#### Texte proposé:
● ● ● ● ●
Ce processus a fait évoluer de manière décisive la composition de l'atmosphère de plusieurs corps du système solaire : disparition de l'essentiel de l'atmosphère martienne, faisant de cette planète un monde désert et stérile, évacuation de l'hydrogène de l'atmosphère terrestre, permettant à la vie d'apparaître, disparition de la vapeur d'eau de l'atmosphère de Vénus, contribuant à l'effet de serre caractérisant cette planète. Plusieurs mécanismes sont susceptibles de contribuer à l'échappement atmosphérique. Leur incidence est principalement influencée par la masse de la planète et la présence d'un champ magnétique. Deux missions spatiales — MAVEN, lancée par la NASA en 2013, et ExoMars Trace Gas Orbiter de l'Agence spatiale européenne (lancée en 2016, opérationnelle depuis 2018) — sont consacrées à l'étude in situ de l'échappement de l'atmosphère de Mars.
L'un des mécanismes d'échappement thermique classique est l'échappement de Jeans[1]. Dans une quantité de gaz, la vitesse moyenne d'une molécule est déterminée par la température, mais la vitesse des molécules individuelles varie de façon continue pendant qu'elles se heurtent les unes aux autres, par acquisition ou perte d'énergie cinétique.
● ● ● ● ●
#### Données fournies:

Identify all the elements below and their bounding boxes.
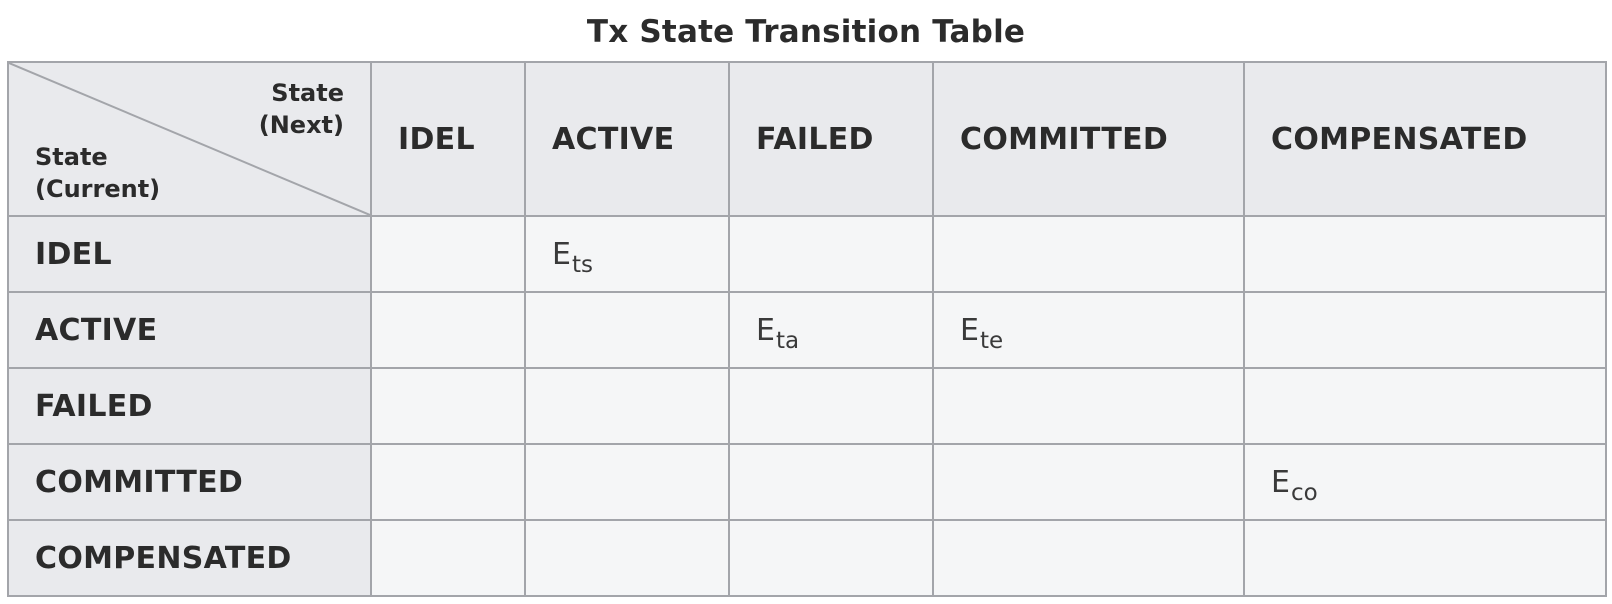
- current-state-label: State (Current): [35, 141, 160, 205]
- table-row: FAILED: [7, 367, 1607, 445]
- row-header: ACTIVE: [7, 291, 372, 369]
- transition-cell: [1243, 519, 1607, 597]
- transition-cell: [370, 215, 526, 293]
- column-header-active: ACTIVE: [524, 61, 730, 217]
- event-subscript: co: [1290, 479, 1318, 506]
- transition-cell: [932, 367, 1245, 445]
- transition-cell: Ete: [932, 291, 1245, 369]
- transition-cell: [932, 519, 1245, 597]
- table-row: COMMITTED Eco: [7, 443, 1607, 521]
- transition-cell: [728, 443, 934, 521]
- next-state-label-line2: (Next): [258, 111, 344, 139]
- transition-cell: [728, 367, 934, 445]
- transition-cell: [932, 443, 1245, 521]
- transition-cell: [370, 443, 526, 521]
- row-header: IDEL: [7, 215, 372, 293]
- transition-cell: [1243, 215, 1607, 293]
- next-state-label-line1: State: [271, 79, 344, 107]
- transition-cell: [370, 367, 526, 445]
- table-row: ACTIVE Eta Ete: [7, 291, 1607, 369]
- column-header-committed: COMMITTED: [932, 61, 1245, 217]
- transition-cell: [524, 443, 730, 521]
- current-state-label-line2: (Current): [35, 175, 161, 203]
- transition-cell: [524, 519, 730, 597]
- diagonal-divider: [10, 64, 369, 214]
- transition-cell: Eco: [1243, 443, 1607, 521]
- table-row: IDEL Ets: [7, 215, 1607, 293]
- event-subscript: ts: [571, 251, 593, 278]
- transition-cell: [932, 215, 1245, 293]
- table-row: COMPENSATED: [7, 519, 1607, 597]
- event-subscript: ta: [775, 327, 800, 354]
- transition-cell: [524, 367, 730, 445]
- transition-cell: [728, 215, 934, 293]
- current-state-label-line1: State: [35, 143, 108, 171]
- event-symbol: E: [1271, 464, 1290, 500]
- transition-cell: Ets: [524, 215, 730, 293]
- page-title: Tx State Transition Table: [586, 14, 1026, 50]
- column-header-compensated: COMPENSATED: [1243, 61, 1607, 217]
- row-header: COMMITTED: [7, 443, 372, 521]
- transition-cell: [1243, 291, 1607, 369]
- next-state-label: State (Next): [259, 77, 344, 141]
- column-header-idel: IDEL: [370, 61, 526, 217]
- transition-cell: [524, 291, 730, 369]
- transition-cell: Eta: [728, 291, 934, 369]
- table-body: IDEL Ets ACTIVE Eta Ete FAILED COMMITTED Eco COM…: [7, 215, 1607, 597]
- state-transition-table: State (Next) State (Current) IDEL ACTIVE…: [7, 61, 1607, 597]
- event-symbol: E: [756, 312, 775, 348]
- event-subscript: te: [979, 327, 1004, 354]
- transition-cell: [1243, 367, 1607, 445]
- header-row: State (Next) State (Current) IDEL ACTIVE…: [7, 61, 1607, 217]
- transition-cell: [370, 291, 526, 369]
- event-symbol: E: [552, 236, 571, 272]
- row-header: COMPENSATED: [7, 519, 372, 597]
- column-header-failed: FAILED: [728, 61, 934, 217]
- corner-cell: State (Next) State (Current): [7, 61, 372, 217]
- transition-cell: [728, 519, 934, 597]
- event-symbol: E: [960, 312, 979, 348]
- row-header: FAILED: [7, 367, 372, 445]
- transition-cell: [370, 519, 526, 597]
● ● ● ● ●
#### Consignes:
1 - Recopiez la partie du texte sur l'échappement atmosphérique qui s'ouvre sur les mots contenant "L'un des mécanismes" et se ferme sur "perte d'énergie cinétique.", en substituant "la pression" à "la température".
2 - D'après le texte sur l'échappement atmosphérique, qu'est-ce qui influence principalement l'incidence des mécanismes d'échappement ?
Fondez-vous uniquement sur le texte sur l'échappement atmosphérique.

#### Réponses:
1 -
L'un des mécanismes d'échappement thermique classique est l'échappement de Jeans[1]. Dans une quantité de gaz, la vitesse moyenne d'une molécule est déterminée par la pression, mais la vitesse des molécules individuelles varie de façon continue pendant qu'elles se heurtent les unes aux autres, par acquisition ou perte d'énergie cinétique.

2 - La masse de la planète et la présence d'un champ magnétique.